▶ _할 일_
아래 데이터에서 문자열 “decrease”가 들어 있는 줄을 모두 골라 옮겨 적으세요. 대소문자를 구분합니다.

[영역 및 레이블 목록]
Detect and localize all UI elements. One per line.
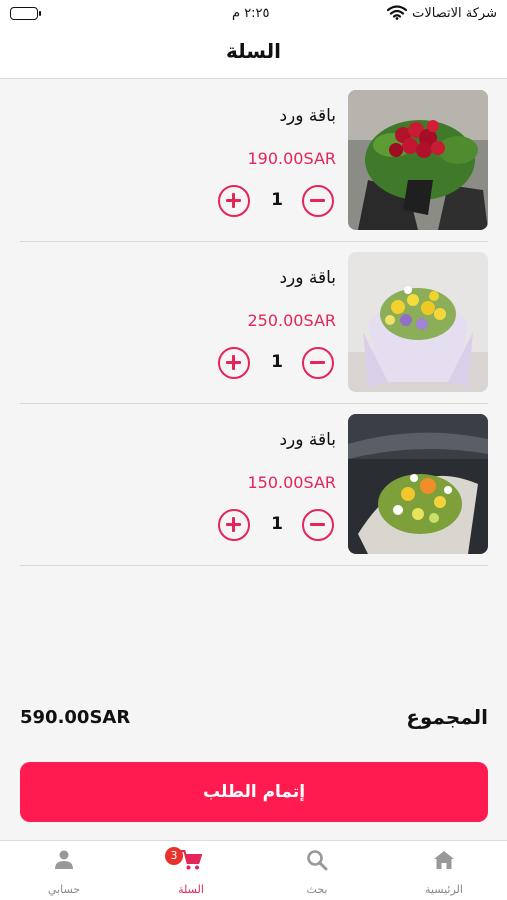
nav-bar: السلة (0, 30, 507, 79)
total-label: المجموع (406, 705, 488, 729)
item-name: باقة ورد (279, 268, 336, 288)
page-title: السلة (225, 39, 281, 63)
item-quantity: 1 (271, 352, 283, 372)
total-row: المجموع 590.00SAR (20, 705, 488, 735)
total-value: 590.00SAR (20, 707, 131, 728)
status-bar: ٢:٢٥ م شركة الاتصالات (0, 0, 507, 30)
tab-search-label: بحث (306, 883, 328, 896)
cart-item: باقة ورد 190.00SAR 1 (20, 80, 488, 242)
tab-home-label: الرئيسية (425, 883, 463, 896)
wifi-icon (386, 5, 408, 24)
item-name: باقة ورد (279, 106, 336, 126)
tab-bar: الرئيسية بحث 3 السلة حسابي (0, 840, 507, 900)
item-quantity: 1 (271, 514, 283, 534)
cart-list: باقة ورد 190.00SAR 1 باقة ورد 250.00SAR … (20, 80, 488, 566)
item-price: 150.00SAR (247, 473, 337, 492)
item-photo (348, 90, 488, 230)
item-price: 190.00SAR (247, 149, 337, 168)
tab-search[interactable]: بحث (277, 841, 357, 900)
item-photo (348, 414, 488, 554)
carrier-name: شركة الاتصالات (412, 6, 497, 21)
tab-home[interactable]: الرئيسية (404, 841, 484, 900)
cart-count-badge: 3 (165, 847, 183, 865)
tab-cart-label: السلة (178, 883, 204, 896)
cart-icon (181, 850, 202, 870)
decrease-quantity-button[interactable] (302, 185, 334, 217)
checkout-button[interactable]: إتمام الطلب (20, 762, 488, 822)
item-price: 250.00SAR (247, 311, 337, 330)
decrease-quantity-button[interactable] (302, 347, 334, 379)
increase-quantity-button[interactable] (218, 347, 250, 379)
search-icon (307, 850, 328, 871)
item-name: باقة ورد (279, 430, 336, 450)
home-icon (434, 851, 454, 869)
cart-item: باقة ورد 250.00SAR 1 (20, 242, 488, 404)
increase-quantity-button[interactable] (218, 509, 250, 541)
tab-account[interactable]: حسابي (24, 841, 104, 900)
tab-account-label: حسابي (47, 883, 81, 896)
item-photo (348, 252, 488, 392)
cart-item: باقة ورد 150.00SAR 1 (20, 404, 488, 566)
item-quantity: 1 (271, 190, 283, 210)
increase-quantity-button[interactable] (218, 185, 250, 217)
status-time: ٢:٢٥ م (232, 6, 270, 21)
user-icon (55, 850, 73, 869)
battery-icon (10, 7, 41, 20)
tab-cart[interactable]: 3 السلة (151, 841, 231, 900)
decrease-quantity-button[interactable] (302, 509, 334, 541)
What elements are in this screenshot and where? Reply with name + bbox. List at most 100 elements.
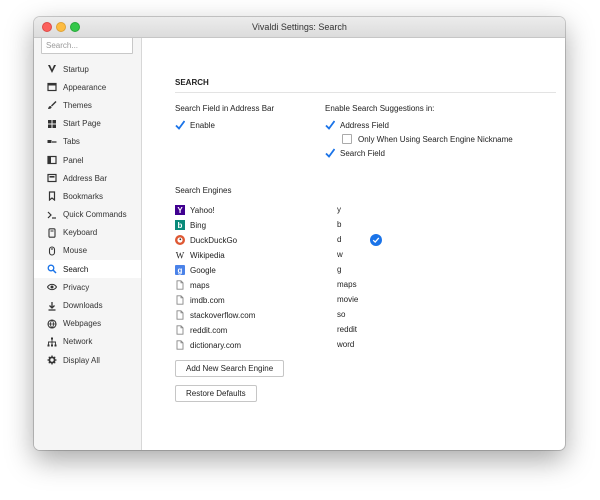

▶ _답변_
decrease-quantity-button[interactable] (302, 185, 334, 217)
decrease-quantity-button[interactable] (302, 347, 334, 379)
decrease-quantity-button[interactable] (302, 509, 334, 541)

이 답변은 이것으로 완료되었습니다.